== GIVEN EXERCISE ==
Write out each record again exactly as it stands.

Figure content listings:
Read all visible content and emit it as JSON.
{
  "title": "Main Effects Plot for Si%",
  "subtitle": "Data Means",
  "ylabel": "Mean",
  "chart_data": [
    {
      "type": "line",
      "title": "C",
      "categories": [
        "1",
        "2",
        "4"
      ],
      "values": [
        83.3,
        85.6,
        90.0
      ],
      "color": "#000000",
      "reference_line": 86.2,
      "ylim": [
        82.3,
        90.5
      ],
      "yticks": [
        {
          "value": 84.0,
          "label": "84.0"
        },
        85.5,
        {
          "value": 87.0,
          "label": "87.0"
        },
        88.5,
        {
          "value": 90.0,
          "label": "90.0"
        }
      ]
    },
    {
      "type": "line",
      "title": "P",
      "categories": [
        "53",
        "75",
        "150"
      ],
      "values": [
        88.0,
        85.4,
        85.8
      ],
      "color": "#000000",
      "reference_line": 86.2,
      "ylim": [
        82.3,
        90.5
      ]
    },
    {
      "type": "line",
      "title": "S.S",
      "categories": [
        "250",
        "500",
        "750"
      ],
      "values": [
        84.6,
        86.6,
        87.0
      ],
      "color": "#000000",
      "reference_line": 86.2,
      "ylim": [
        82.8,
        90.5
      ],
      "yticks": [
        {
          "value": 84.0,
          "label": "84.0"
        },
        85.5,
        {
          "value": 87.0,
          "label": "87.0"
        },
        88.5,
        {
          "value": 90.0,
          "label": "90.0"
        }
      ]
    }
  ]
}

== EXERCISE RESPONSE ==
Read all visible content and emit it as JSON.
{
  "title": "Main Effects Plot for Si%",
  "subtitle": "Data Means",
  "ylabel": "Mean",
  "chart_data": [
    {
      "type": "line",
      "title": "C",
      "categories": [
        "1",
        "2",
        "4"
      ],
      "values": [
        83.3,
        85.6,
        90.0
      ],
      "color": "#000000",
      "reference_line": 86.2,
      "ylim": [
        82.3,
        90.5
      ],
      "yticks": [
        {
          "value": 84.0,
          "label": "84.0"
        },
        85.5,
        {
          "value": 87.0,
          "label": "87.0"
        },
        88.5,
        {
          "value": 90.0,
          "label": "90.0"
        }
      ]
    },
    {
      "type": "line",
      "title": "P",
      "categories": [
        "53",
        "75",
        "150"
      ],
      "values": [
        88.0,
        85.4,
        85.8
      ],
      "color": "#000000",
      "reference_line": 86.2,
      "ylim": [
        82.3,
        90.5
      ]
    },
    {
      "type": "line",
      "title": "S.S",
      "categories": [
        "250",
        "500",
        "750"
      ],
      "values": [
        84.6,
        86.6,
        87.0
      ],
      "color": "#000000",
      "reference_line": 86.2,
      "ylim": [
        82.8,
        90.5
      ],
      "yticks": [
        {
          "value": 84.0,
          "label": "84.0"
        },
        85.5,
        {
          "value": 87.0,
          "label": "87.0"
        },
        88.5,
        {
          "value": 90.0,
          "label": "90.0"
        }
      ]
    }
  ]
}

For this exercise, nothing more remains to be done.